*What is expected:* The exercise asks for every line of the data to be reproduced exactly.

*Records:*
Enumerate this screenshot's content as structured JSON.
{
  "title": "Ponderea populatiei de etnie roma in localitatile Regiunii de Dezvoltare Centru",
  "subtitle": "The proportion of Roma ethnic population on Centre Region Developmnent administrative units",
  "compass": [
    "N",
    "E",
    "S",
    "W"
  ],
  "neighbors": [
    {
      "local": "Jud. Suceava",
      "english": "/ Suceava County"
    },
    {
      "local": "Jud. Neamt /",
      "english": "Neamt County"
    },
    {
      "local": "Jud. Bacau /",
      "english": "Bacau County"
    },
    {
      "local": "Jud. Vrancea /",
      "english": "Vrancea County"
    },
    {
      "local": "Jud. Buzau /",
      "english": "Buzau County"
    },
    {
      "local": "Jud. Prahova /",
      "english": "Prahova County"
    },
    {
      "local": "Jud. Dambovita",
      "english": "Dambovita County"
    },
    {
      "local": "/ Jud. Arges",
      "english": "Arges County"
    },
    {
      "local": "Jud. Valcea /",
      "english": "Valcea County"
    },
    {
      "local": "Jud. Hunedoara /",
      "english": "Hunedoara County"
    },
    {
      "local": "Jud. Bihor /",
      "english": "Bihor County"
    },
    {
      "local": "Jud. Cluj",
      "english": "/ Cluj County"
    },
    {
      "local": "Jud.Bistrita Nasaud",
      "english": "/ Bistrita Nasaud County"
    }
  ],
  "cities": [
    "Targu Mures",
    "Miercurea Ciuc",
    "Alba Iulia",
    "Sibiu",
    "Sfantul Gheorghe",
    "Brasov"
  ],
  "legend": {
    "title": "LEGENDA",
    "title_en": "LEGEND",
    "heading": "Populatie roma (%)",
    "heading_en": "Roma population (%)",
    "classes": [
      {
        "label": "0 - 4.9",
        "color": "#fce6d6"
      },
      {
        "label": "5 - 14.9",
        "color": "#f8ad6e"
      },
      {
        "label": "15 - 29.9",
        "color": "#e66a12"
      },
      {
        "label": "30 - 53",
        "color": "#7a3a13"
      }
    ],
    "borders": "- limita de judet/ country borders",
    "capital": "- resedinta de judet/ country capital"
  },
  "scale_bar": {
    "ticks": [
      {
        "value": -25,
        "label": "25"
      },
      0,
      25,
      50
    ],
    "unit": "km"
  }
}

*Reply:*
Enumerate this screenshot's content as structured JSON.
{
  "title": "Ponderea populatiei de etnie roma in localitatile Regiunii de Dezvoltare Centru",
  "subtitle": "The proportion of Roma ethnic population on Centre Region Developmnent administrative units",
  "compass": [
    "N",
    "E",
    "S",
    "W"
  ],
  "neighbors": [
    {
      "local": "Jud. Suceava",
      "english": "/ Suceava County"
    },
    {
      "local": "Jud. Neamt /",
      "english": "Neamt County"
    },
    {
      "local": "Jud. Bacau /",
      "english": "Bacau County"
    },
    {
      "local": "Jud. Vrancea /",
      "english": "Vrancea County"
    },
    {
      "local": "Jud. Buzau /",
      "english": "Buzau County"
    },
    {
      "local": "Jud. Prahova /",
      "english": "Prahova County"
    },
    {
      "local": "Jud. Dambovita",
      "english": "Dambovita County"
    },
    {
      "local": "/ Jud. Arges",
      "english": "Arges County"
    },
    {
      "local": "Jud. Valcea /",
      "english": "Valcea County"
    },
    {
      "local": "Jud. Hunedoara /",
      "english": "Hunedoara County"
    },
    {
      "local": "Jud. Bihor /",
      "english": "Bihor County"
    },
    {
      "local": "Jud. Cluj",
      "english": "/ Cluj County"
    },
    {
      "local": "Jud.Bistrita Nasaud",
      "english": "/ Bistrita Nasaud County"
    }
  ],
  "cities": [
    "Targu Mures",
    "Miercurea Ciuc",
    "Alba Iulia",
    "Sibiu",
    "Sfantul Gheorghe",
    "Brasov"
  ],
  "legend": {
    "title": "LEGENDA",
    "title_en": "LEGEND",
    "heading": "Populatie roma (%)",
    "heading_en": "Roma population (%)",
    "classes": [
      {
        "label": "0 - 4.9",
        "color": "#fce6d6"
      },
      {
        "label": "5 - 14.9",
        "color": "#f8ad6e"
      },
      {
        "label": "15 - 29.9",
        "color": "#e66a12"
      },
      {
        "label": "30 - 53",
        "color": "#7a3a13"
      }
    ],
    "borders": "- limita de judet/ country borders",
    "capital": "- resedinta de judet/ country capital"
  },
  "scale_bar": {
    "ticks": [
      {
        "value": -25,
        "label": "25"
      },
      0,
      25,
      50
    ],
    "unit": "km"
  }
}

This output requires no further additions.